Reading passage:
First came the lawn signs, then the billboards, then the merch.

Heading into the first-in-the-nation primary on Feb. 11, Democratic presidential candidate Tulsi Gabbard is hoping to pull off a shock upset in New Hampshire, all but abandoning campaigning in Iowa and even renting a house outside Manchester.

And for her ride-or-die supporters, a top-five finish is completely within the realm of possibility.

Despite a relatively low polling average and significantly less media attention than several of her competitors, the Hawaii Congresswoman is betting on the Granite State’s open primary system and penchant for candidates with a maverick streak.

Gabbard, 38, has drawn sizable crowds to her events in the Monadnock Region, and whatever they may lack in attendance compared to the events headlined by Bernie Sanders, Elizabeth Warren and Pete Buttigieg, they make up for in loyalty.

“I said it in Jaffrey the other night: I feel like Tulsi is kind of the JFK of my generation,” said Eric Jackman, 33, of Peterborough.

Outside of his work as an academic adviser at Southern New Hampshire University and his side gig as a professional Donald Trump impersonator, Jackman is a volunteer organizer and self-described “New Hampshire cultural attaché” for the Gabbard campaign.

He was an early supporter of the Iraq War veteran, and has long said he sees Gabbard as the inheritor of an outsider, quasi-libertarian and anti-war legacy left by the likes of Dennis Kucinich, Ron Paul and Mike Gravel — all long-shot presidential candidates who found a fervent following in the Granite State.

Because New Hampshire’s primary allows for independents and even Republicans to vote in the Democratic race without needing to stay registered in the party, Gabbard attracts a distinct base of supporters compared to her 2020 rivals.

At her events, such as one in often politically overlooked Charlestown Wednesday night, many openly say they voted for Trump in 2016, often after backing Sanders in the Democratic primary against Hillary Clinton.

Others say they identify as Republicans, independents or Libertarians who otherwise would never be interested in the Democratic primary race, but are willing to give it a shot this year because of Gabbard and the lack of a consequential contest on the Republican side.

Data:
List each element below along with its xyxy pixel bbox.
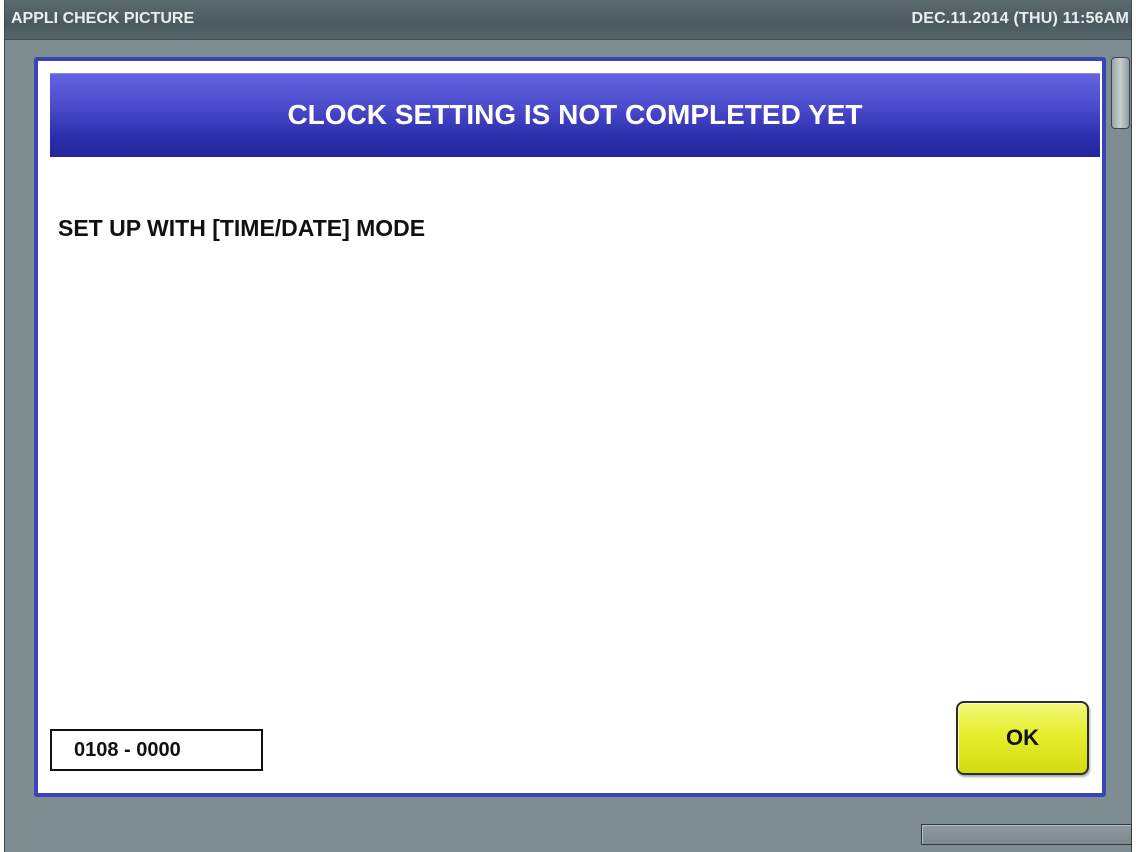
device-screen: APPLI CHECK PICTURE DEC.11.2014 (THU) 11… bbox=[4, 0, 1132, 852]
error-dialog: CLOCK SETTING IS NOT COMPLETED YET SET U… bbox=[34, 57, 1106, 797]
scrollbar-thumb[interactable] bbox=[1111, 57, 1130, 129]
clock-display: DEC.11.2014 (THU) 11:56AM bbox=[911, 10, 1129, 27]
error-code-box: 0108 - 0000 bbox=[50, 729, 263, 771]
screen-name: APPLI CHECK PICTURE bbox=[11, 10, 195, 27]
title-bar: APPLI CHECK PICTURE DEC.11.2014 (THU) 11… bbox=[5, 0, 1131, 40]
status-indicator bbox=[921, 824, 1132, 845]
dialog-title: CLOCK SETTING IS NOT COMPLETED YET bbox=[50, 73, 1100, 157]
dialog-message: SET UP WITH [TIME/DATE] MODE bbox=[58, 215, 426, 241]
ok-button[interactable]: OK bbox=[956, 701, 1089, 775]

Required work:
According to the article on Tulsi Gabbard's New Hampshire campaign, what is Eric Jackman's side gig? The lines come from a separate source unrelated to the article.

Response below:
He works as a professional Donald Trump impersonator.